Selected excerpt:
If you want to know all about the NCAA divisions, you’ve come to the right place.
The NCAA has three division levels: Division I, Division II, and Division III.
To give you a better idea of the size and how these college divisions compare, about 187,000 student-athletes compete at the Division 1 level.
More than 124,375 student-athletes compete in Division 2 and Division 3, with just over 186,000 student-athletes on its various rosters. And that’s just the NCAA divisions.
There’s also the National Association of Intercollegiate Athletics (NAIA). The NAIA has 250 schools and, of course, many options at the junior college level for high school athletes. All divisions share some similarities, but each has aspects that make them unique.
Student-athletes and parents should note that for the small percentage of high school athletes that end up playing at the D1 and D2 level, only about 57 percent of D1 athletes receive some type of athletics aid and D2 athletes fare just a little better at 60 percent that get athletics aid.

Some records
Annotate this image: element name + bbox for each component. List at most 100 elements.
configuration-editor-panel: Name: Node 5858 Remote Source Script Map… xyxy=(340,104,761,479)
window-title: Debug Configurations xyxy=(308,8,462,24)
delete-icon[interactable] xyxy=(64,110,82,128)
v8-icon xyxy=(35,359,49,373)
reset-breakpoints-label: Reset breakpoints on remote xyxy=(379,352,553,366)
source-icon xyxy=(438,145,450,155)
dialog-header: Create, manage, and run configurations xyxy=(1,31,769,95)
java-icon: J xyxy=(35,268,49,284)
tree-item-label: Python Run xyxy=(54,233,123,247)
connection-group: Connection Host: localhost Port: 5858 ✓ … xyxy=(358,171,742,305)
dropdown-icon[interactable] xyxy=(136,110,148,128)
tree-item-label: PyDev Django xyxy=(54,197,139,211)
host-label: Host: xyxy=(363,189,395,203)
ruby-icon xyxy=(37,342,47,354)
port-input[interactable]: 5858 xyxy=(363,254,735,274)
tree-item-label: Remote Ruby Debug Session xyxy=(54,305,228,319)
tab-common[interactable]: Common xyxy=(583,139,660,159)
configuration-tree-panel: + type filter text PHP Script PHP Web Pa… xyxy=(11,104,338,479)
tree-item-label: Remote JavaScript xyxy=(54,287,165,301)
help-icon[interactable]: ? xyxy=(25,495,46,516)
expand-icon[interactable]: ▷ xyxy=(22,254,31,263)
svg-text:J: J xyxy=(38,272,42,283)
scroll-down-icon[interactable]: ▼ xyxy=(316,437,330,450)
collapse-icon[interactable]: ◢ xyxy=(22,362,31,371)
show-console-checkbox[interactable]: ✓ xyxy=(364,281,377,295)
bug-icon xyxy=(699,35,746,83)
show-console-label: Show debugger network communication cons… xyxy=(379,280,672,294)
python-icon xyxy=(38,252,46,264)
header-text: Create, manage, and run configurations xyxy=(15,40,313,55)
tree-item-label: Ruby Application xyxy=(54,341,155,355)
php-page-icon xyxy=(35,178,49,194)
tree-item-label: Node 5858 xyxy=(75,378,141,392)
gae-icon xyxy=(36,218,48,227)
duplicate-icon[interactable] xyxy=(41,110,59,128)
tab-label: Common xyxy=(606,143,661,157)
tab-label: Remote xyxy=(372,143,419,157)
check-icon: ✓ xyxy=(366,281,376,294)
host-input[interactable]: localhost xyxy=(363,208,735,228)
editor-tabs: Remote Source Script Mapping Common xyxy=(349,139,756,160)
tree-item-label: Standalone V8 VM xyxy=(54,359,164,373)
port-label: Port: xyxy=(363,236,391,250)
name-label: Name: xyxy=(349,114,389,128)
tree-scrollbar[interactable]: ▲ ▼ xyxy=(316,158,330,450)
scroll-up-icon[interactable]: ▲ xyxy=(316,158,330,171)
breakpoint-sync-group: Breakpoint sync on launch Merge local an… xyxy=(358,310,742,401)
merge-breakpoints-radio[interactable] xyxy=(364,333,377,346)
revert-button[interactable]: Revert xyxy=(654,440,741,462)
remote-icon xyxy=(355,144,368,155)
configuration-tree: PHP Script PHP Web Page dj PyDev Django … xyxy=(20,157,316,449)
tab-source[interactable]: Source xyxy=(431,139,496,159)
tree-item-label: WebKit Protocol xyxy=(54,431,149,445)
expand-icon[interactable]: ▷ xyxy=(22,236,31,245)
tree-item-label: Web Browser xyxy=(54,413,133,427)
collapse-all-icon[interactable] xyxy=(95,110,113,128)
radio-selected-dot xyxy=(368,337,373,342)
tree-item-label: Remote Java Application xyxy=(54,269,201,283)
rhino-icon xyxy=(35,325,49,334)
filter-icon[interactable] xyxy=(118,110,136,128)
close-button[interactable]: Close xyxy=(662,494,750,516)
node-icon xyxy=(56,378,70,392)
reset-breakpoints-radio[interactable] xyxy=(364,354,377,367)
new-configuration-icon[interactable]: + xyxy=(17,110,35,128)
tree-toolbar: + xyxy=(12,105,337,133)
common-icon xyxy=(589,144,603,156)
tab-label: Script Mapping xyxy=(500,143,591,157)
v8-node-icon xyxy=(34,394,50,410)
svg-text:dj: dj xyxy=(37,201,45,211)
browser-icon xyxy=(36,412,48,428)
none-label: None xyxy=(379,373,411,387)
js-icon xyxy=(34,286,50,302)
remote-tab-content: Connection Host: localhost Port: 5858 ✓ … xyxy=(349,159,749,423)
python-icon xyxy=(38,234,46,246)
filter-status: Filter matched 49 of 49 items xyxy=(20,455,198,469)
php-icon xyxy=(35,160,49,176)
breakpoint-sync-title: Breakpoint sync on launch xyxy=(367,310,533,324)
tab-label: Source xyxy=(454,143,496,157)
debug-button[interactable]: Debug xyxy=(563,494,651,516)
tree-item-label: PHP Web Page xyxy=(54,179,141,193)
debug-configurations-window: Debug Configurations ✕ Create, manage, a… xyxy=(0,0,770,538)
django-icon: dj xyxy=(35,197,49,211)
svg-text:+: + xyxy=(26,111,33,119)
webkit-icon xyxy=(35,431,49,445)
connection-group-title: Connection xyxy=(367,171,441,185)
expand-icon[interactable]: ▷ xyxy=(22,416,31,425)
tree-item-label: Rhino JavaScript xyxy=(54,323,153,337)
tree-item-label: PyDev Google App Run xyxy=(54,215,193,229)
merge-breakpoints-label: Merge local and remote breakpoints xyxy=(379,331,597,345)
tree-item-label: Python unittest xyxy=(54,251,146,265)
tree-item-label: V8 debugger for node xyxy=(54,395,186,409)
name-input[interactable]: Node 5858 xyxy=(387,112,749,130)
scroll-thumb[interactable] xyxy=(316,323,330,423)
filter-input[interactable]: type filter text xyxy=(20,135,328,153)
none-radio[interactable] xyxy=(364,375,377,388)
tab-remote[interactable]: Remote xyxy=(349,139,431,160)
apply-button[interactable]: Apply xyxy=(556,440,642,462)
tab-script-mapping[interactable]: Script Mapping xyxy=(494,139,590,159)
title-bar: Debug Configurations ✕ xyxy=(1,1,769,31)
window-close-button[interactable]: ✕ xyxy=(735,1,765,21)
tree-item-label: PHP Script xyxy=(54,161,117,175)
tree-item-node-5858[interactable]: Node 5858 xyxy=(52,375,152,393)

Work to do:
**A.** Write out the full text on NCAA divisions word for word.
**B.** From the records, extract every line from the first one through the line containing "window-title: Debug Configurations", both included, and reproduce them without any change.

Answers for the exercise:
**A.**
If you want to know all about the NCAA divisions, you’ve come to the right place.
The NCAA has three division levels: Division I, Division II, and Division III.
To give you a better idea of the size and how these college divisions compare, about 187,000 student-athletes compete at the Division 1 level.
More than 124,375 student-athletes compete in Division 2 and Division 3, with just over 186,000 student-athletes on its various rosters. And that’s just the NCAA divisions.
There’s also the National Association of Intercollegiate Athletics (NAIA). The NAIA has 250 schools and, of course, many options at the junior college level for high school athletes. All divisions share some similarities, but each has aspects that make them unique.
Student-athletes and parents should note that for the small percentage of high school athletes that end up playing at the D1 and D2 level, only about 57 percent of D1 athletes receive some type of athletics aid and D2 athletes fare just a little better at 60 percent that get athletics aid.

**B.**
Annotate this image: element name + bbox for each component. List at most 100 elements.
configuration-editor-panel: Name: Node 5858 Remote Source Script Map… xyxy=(340,104,761,479)
window-title: Debug Configurations xyxy=(308,8,462,24)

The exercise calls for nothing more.